# [TAREFA A]
Liste os tipos de equipamento que, segundo a reportagem sobre a educação pública de Franca, formam a maioria dos recebidos pelas escolas.
# [TAREFA B]
Na reportagem sobre a educação pública de Franca, qual cargo Márcia Gatti ocupa?
# [TAREFA C]
Escreva a continuação da reportagem sobre a educação pública de Franca a partir da última frase apresentada.

# [TRECHO SELECIONADO]

NOVA VISÃO

As mulheres da educação pública de Franca: ensino nunca mais será o mesmo

Por Higor Goulart | da Redação
| Tempo de leitura: 3 min
Divulgação
Alunos tem utilizado da tecnologia para acompanhar as aulas
Alunos tem utilizado da tecnologia para acompanhar as aulas
A pandemia transformou o ensino para os próximos anos. Com a obrigatoriedade de trabalhar simultaneamente com tecnologias, o investimento no último ano teve de ser pesado. Por isso, na visão das duas mulheres que estão à frente do ensino público em Franca, Márcia Gatti como secretária municipal de Educação, e SIlma Rodrigues, como diretora regional de ensino, o ensino híbrido veio para ficar. 
 
Silma Rodrigues, que está à frente da Diretoria Regional de Ensino desde o ano passado, faz uma análise a respeito deste período: “eu brinco que o que a gente tinha dez anos para aprender, nós aprendemos em dez dias”. Para ela, essa transformação foi acelerada por conta da pandemia. “É uma inovação, que foi por conta da pandemia que foi acelerada. Isso um dia viria, mas a pandemia acelerou esse aprendizado”.
 
Essa transformação se vê no investimento do Estado, que tem proporcionado novas tecnologias, como o Centro de Mídias e, também, possibilitado capacitação aos professores. “Eu estou muito feliz com a rede de Franca. Os professores estão superando as minhas expectativas, sendo super criativos. As escolas também estão sendo supridas com equipamentos tecnológicos de última geração e que vem para atender as necessidades de todos”.
 
A respeito dos equipamentos, a maioria deles são televisores, data shows e notebooks. Silma, que já foi diretora de escola durante alguns anos, faz uma comparação desta época com a atual. “Fui diretora durante dez anos e na minha época tínhamos dois ou três televisores. A gente tinha que andar com os carrinhos de data show. Agora, temos escolas estaduais que têm televisão em todas as salas. Isso dá uma injeção de ânimo”.

# [DADOS EXIBIDOS]
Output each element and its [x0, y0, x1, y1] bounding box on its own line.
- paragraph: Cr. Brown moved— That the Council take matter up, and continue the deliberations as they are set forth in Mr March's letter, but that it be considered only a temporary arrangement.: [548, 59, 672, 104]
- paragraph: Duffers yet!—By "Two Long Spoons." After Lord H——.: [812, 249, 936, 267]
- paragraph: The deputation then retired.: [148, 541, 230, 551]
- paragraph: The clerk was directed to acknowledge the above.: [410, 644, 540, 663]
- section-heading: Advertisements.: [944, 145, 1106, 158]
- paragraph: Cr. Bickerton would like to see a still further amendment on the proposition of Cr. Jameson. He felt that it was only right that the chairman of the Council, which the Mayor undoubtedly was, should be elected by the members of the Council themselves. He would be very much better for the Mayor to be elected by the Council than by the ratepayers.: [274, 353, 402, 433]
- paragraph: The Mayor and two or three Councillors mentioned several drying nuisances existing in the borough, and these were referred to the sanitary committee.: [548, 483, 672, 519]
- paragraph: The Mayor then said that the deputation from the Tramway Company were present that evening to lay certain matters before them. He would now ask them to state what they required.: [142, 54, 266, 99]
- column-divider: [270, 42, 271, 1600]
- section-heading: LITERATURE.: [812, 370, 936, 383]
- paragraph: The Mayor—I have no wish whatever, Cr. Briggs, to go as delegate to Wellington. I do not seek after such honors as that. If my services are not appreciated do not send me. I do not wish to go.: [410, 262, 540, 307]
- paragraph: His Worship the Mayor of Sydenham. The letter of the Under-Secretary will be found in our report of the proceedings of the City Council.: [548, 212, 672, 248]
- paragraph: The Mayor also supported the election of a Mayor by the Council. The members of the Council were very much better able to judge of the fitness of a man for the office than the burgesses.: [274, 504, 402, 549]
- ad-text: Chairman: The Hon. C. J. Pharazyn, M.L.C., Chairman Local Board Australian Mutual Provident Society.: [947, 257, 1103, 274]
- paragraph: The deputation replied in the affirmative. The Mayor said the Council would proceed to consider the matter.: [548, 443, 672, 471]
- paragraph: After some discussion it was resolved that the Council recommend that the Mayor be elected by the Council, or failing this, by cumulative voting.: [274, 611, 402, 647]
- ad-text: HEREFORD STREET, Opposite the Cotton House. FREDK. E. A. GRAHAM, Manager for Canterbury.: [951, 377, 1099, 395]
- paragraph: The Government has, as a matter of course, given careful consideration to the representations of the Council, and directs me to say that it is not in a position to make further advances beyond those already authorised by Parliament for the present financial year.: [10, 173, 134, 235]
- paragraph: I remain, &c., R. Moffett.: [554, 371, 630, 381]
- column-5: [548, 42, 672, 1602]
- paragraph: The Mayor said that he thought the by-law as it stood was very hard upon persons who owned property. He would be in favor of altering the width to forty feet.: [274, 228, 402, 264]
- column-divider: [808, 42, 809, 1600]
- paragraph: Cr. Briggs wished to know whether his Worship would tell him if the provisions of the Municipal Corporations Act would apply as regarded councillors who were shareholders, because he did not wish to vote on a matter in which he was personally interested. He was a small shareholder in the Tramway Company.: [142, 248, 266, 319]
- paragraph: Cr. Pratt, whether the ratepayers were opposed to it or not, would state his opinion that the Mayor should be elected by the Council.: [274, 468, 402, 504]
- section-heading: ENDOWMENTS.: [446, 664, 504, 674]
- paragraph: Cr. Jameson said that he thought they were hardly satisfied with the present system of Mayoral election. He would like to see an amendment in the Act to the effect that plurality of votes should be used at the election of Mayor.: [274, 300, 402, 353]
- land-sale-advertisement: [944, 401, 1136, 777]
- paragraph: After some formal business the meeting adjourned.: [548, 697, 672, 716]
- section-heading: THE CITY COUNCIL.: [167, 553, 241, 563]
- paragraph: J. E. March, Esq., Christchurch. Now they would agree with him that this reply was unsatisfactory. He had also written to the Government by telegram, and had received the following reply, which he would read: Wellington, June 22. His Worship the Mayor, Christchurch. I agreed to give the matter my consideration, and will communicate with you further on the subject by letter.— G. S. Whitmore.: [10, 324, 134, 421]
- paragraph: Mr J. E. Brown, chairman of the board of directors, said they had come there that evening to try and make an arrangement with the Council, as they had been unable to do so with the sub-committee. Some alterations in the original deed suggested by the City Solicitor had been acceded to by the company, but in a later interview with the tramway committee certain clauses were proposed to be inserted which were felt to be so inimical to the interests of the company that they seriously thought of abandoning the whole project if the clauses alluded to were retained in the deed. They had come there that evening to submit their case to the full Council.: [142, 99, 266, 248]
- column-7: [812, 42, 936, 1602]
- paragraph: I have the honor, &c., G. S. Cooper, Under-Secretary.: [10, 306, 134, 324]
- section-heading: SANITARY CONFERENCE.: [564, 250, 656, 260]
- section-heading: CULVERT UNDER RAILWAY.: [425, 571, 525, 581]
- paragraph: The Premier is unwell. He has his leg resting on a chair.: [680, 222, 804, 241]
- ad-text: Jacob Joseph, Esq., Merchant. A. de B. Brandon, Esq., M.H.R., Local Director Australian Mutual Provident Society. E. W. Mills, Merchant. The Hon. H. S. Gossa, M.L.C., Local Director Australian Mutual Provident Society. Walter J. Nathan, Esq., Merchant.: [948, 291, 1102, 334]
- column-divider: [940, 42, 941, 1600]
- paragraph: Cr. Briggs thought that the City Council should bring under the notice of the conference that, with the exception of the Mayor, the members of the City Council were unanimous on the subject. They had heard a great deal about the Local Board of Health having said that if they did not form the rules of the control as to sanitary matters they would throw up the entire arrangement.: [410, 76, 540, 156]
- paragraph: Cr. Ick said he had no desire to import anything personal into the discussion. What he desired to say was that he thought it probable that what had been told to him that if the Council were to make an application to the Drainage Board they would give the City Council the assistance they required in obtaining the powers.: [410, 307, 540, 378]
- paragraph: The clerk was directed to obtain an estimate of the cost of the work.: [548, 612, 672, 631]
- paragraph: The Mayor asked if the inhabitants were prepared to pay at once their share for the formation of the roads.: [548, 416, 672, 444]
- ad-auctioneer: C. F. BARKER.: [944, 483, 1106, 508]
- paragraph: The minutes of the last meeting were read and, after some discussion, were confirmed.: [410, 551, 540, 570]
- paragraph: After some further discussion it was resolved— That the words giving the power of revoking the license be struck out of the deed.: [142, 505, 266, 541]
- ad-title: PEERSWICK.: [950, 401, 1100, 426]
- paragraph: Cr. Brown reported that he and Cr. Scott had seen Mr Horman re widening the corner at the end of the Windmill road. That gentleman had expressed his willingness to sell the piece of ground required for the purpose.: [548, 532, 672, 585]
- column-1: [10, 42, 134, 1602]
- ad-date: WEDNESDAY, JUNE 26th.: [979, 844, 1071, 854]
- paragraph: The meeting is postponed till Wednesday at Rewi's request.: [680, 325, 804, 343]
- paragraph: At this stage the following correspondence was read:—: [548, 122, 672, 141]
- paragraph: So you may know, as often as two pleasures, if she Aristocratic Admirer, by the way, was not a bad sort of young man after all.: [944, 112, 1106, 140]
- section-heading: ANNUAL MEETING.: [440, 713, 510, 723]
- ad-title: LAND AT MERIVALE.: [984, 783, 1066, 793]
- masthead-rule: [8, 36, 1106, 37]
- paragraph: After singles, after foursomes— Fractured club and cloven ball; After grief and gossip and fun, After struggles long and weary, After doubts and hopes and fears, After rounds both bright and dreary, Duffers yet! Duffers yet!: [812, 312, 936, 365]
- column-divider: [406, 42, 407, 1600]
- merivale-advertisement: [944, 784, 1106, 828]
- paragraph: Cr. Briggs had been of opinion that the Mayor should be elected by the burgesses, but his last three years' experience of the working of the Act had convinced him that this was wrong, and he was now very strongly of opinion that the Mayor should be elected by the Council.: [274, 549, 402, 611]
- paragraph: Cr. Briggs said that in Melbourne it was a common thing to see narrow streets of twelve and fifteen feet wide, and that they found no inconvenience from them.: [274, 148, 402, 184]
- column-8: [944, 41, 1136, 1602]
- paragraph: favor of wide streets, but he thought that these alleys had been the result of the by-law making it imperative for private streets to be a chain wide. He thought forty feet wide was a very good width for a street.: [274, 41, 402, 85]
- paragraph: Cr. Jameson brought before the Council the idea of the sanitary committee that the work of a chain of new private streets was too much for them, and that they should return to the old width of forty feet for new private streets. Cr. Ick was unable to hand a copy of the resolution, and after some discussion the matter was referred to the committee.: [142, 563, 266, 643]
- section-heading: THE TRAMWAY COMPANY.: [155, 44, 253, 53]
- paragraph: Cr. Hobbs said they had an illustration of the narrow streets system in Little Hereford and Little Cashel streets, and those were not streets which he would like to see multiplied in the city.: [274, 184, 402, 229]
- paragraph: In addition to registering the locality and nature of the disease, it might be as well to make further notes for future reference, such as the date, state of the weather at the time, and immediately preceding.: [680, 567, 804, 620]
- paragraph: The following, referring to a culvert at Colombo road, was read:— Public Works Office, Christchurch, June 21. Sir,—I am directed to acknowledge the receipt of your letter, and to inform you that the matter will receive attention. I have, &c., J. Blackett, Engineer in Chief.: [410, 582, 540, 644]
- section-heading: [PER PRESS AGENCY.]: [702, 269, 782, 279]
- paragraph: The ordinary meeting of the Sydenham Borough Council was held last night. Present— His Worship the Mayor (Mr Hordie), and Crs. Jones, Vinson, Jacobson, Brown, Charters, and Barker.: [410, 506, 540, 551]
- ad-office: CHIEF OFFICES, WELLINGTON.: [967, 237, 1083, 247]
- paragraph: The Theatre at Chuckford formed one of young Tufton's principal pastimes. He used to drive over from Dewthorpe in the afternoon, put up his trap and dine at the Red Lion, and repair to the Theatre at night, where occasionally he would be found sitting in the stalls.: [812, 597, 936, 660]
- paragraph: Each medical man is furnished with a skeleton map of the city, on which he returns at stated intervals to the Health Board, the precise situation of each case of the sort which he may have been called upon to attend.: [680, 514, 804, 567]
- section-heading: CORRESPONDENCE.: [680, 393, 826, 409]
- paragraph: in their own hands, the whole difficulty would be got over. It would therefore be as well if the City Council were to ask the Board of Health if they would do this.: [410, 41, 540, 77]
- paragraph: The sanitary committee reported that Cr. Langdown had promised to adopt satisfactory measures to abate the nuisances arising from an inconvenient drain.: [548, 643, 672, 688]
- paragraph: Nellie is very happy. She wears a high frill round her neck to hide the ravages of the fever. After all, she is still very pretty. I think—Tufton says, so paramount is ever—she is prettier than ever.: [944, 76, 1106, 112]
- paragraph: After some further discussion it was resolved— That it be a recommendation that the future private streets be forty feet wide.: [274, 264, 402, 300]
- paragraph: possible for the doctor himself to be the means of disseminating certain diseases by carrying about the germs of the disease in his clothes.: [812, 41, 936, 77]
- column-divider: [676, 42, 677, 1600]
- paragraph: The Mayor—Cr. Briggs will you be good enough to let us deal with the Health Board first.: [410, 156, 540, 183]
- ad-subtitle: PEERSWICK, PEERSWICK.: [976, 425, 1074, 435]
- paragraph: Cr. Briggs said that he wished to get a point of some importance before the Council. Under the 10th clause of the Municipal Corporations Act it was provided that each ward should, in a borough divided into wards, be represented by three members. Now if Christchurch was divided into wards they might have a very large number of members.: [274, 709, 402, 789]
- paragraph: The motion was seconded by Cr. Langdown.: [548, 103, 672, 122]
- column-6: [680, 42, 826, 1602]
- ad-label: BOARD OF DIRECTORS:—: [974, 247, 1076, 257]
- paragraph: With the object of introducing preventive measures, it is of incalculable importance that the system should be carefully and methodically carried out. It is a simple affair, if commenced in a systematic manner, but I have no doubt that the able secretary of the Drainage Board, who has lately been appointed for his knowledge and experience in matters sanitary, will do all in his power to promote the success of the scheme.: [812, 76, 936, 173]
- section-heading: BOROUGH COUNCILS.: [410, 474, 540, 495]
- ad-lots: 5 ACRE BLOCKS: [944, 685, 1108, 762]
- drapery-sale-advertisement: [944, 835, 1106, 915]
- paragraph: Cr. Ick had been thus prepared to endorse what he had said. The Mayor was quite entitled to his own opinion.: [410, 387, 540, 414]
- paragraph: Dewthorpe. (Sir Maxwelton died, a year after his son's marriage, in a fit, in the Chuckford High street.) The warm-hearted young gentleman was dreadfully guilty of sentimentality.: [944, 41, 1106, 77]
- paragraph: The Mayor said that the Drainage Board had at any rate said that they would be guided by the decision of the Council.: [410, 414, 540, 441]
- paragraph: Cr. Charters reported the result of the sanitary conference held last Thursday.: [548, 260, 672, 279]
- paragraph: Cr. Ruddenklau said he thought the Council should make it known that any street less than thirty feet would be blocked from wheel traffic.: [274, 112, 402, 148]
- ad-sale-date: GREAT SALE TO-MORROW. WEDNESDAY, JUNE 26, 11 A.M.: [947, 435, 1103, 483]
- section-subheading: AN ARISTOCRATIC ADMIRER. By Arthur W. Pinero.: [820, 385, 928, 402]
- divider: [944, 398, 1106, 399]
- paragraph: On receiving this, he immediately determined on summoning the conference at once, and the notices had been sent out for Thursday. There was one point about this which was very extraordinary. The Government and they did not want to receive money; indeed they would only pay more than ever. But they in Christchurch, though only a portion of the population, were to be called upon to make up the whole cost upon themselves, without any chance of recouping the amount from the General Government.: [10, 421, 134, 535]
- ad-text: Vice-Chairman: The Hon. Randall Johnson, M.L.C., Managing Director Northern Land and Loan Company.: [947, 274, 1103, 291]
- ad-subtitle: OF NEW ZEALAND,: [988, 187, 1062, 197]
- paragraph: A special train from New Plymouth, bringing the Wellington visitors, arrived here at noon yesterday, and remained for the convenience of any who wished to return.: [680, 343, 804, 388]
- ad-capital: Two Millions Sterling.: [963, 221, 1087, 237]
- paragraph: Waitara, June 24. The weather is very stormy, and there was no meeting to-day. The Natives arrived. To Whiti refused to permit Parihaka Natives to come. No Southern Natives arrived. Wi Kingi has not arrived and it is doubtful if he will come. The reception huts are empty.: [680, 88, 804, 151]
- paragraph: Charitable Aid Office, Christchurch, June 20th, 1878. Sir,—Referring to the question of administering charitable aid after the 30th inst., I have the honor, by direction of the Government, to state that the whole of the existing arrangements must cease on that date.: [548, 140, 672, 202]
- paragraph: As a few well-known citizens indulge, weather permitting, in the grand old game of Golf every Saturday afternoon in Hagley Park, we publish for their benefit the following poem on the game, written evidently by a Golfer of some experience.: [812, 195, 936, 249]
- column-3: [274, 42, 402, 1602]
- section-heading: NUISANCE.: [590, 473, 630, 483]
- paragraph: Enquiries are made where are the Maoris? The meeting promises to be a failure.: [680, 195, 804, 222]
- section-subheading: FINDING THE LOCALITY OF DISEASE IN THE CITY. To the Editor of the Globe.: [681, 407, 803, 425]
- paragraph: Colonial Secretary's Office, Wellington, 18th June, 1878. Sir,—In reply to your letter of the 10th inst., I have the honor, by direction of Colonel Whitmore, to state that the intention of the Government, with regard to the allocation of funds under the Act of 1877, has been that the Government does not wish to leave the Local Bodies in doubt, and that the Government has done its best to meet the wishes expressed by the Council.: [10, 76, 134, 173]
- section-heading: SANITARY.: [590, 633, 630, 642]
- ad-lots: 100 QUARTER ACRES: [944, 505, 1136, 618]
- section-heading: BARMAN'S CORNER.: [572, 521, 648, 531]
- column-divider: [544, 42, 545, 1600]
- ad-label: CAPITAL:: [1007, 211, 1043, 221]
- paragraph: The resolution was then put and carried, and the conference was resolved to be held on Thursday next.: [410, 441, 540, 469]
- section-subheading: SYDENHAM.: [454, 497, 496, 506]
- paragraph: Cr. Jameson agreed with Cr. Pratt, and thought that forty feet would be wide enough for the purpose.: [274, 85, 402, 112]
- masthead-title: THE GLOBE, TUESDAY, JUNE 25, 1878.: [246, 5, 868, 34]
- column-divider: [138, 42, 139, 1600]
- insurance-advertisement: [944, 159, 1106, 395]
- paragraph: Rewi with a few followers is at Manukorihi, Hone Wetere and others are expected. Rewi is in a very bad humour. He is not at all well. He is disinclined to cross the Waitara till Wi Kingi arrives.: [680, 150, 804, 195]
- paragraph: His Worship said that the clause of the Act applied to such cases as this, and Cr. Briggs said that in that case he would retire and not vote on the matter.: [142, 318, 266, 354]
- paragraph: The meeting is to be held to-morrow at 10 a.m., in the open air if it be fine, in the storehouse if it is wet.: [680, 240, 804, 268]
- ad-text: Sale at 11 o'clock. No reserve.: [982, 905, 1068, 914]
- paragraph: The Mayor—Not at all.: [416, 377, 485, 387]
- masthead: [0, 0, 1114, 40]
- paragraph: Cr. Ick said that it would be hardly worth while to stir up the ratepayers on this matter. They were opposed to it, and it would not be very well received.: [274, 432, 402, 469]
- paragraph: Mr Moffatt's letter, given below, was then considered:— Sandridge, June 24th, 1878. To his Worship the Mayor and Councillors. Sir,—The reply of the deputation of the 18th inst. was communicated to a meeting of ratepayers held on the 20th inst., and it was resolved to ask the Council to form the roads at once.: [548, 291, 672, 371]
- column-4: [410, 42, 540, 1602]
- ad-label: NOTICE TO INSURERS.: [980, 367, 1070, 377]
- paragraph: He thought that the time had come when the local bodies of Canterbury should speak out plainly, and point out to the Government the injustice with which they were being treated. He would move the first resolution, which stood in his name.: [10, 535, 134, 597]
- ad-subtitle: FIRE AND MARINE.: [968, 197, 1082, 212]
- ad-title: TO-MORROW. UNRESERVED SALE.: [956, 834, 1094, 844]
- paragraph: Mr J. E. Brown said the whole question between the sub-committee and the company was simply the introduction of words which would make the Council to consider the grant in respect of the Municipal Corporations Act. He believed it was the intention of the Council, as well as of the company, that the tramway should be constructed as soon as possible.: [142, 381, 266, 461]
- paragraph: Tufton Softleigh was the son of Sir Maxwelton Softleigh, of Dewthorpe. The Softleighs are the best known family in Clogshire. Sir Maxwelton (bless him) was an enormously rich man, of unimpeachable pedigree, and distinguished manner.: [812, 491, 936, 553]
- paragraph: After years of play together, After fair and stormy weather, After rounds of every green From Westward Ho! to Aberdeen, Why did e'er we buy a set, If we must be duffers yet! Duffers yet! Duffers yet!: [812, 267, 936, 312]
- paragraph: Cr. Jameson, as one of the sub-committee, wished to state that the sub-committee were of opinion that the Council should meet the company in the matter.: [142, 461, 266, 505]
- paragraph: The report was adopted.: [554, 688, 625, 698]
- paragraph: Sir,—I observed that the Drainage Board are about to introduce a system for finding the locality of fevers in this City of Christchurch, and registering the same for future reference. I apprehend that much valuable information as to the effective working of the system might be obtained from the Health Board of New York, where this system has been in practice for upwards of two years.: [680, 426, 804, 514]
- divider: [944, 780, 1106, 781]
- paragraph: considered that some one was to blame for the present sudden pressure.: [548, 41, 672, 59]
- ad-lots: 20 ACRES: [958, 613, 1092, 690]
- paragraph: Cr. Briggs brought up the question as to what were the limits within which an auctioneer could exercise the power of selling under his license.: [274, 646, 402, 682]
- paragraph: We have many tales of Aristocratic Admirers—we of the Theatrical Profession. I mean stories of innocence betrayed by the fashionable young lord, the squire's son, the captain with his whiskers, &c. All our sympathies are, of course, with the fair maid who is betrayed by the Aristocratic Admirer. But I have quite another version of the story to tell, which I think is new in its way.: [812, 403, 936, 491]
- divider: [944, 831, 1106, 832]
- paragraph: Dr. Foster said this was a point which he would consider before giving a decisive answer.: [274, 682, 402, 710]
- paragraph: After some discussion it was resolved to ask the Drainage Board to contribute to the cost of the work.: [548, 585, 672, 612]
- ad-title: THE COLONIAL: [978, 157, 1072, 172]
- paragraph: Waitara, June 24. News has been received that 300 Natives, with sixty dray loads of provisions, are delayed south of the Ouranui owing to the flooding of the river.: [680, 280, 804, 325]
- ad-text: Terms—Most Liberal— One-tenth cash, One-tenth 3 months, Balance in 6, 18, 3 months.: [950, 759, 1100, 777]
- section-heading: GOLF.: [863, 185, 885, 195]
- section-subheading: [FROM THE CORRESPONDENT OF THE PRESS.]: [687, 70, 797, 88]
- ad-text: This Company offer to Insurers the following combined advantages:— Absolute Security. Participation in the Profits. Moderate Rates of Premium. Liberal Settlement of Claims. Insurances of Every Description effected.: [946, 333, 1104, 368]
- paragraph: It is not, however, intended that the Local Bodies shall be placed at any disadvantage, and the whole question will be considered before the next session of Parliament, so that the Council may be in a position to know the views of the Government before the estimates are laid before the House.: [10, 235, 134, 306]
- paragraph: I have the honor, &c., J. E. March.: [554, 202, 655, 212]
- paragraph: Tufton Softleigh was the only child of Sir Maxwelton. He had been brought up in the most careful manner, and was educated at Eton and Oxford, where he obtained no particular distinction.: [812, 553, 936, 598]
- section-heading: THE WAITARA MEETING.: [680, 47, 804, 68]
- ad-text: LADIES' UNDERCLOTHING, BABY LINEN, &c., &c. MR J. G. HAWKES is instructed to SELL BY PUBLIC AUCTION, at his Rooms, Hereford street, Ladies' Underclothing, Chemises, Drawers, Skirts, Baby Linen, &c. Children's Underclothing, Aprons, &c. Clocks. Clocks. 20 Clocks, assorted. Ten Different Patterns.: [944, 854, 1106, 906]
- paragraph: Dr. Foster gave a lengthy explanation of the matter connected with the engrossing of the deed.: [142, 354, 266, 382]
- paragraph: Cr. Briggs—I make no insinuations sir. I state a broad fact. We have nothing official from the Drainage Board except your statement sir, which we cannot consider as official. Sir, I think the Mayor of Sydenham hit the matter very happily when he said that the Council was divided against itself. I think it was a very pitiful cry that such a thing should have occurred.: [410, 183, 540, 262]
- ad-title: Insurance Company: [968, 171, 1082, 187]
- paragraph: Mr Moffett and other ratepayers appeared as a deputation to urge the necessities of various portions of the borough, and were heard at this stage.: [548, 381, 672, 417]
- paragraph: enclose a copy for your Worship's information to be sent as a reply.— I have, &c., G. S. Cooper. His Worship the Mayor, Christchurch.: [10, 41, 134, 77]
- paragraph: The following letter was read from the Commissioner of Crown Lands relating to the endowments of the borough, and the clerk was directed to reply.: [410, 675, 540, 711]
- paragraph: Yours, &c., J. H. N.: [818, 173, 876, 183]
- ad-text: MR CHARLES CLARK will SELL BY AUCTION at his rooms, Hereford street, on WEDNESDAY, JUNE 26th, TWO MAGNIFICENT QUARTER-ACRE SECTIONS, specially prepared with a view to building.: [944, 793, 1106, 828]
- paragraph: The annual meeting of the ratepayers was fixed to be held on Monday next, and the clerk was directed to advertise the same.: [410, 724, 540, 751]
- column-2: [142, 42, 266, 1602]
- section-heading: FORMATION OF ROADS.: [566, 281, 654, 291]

# [RESPOSTA A]
Televisores, data shows e notebooks.

# [RESPOSTA B]
Secretária municipal de Educação.

# [RESPOSTA C]
Reforçando todos esses pontos de Silma, Márcia Gatti, que assumiu a função de secretária de Educação no início do ano, acredita que o ensino nunca mais será o mesmo. “Eu acho que foi um levanta, sacode a poeira e vamos de um jeito diferente. Parece que o jeito de caminhar dentro da escola mudou, em função da pandemia. Tivemos que buscar ferramentas, mecanismos e apoiar pessoas”.
 
Apesar das escolas municipais ainda não terem retornado ao ensino presencial, Márcia conta que o investimento, assim como no Estado, tem sido feito. “Estamos licitando data shows, smart TVs, para montarmos tutorial de trabalho tecnológico. E o professor precisa disso. Tem muitas coisas que dá para gente trabalhar, que não exige uma internet tão pesada em casa e que dá para gente fazer”.
 
Márcia acredita que a tecnologia estará agora para sempre acompanhando os alunos. “Essa parte tecnológica vai continuar depois da volta presencial, para recuperação dos alunos e tarefa de casa. Os alunos vão estar conectados para sempre. A educação vai ter a realidade do ensino remoto”.
 
Esse acompanhamento eterno do ensino remoto/híbrido é também algo que Silma enxerga. “Claro que é um meio que veio por conta da pandemia, mas que veio para ficar e já mostrou que é uma metodologia que traz resultados positivos e é muito eficaz. Professores que estão dando aula para 35% dos alunos e os outros de casa assistindo ao vivo”, finalizou Silma.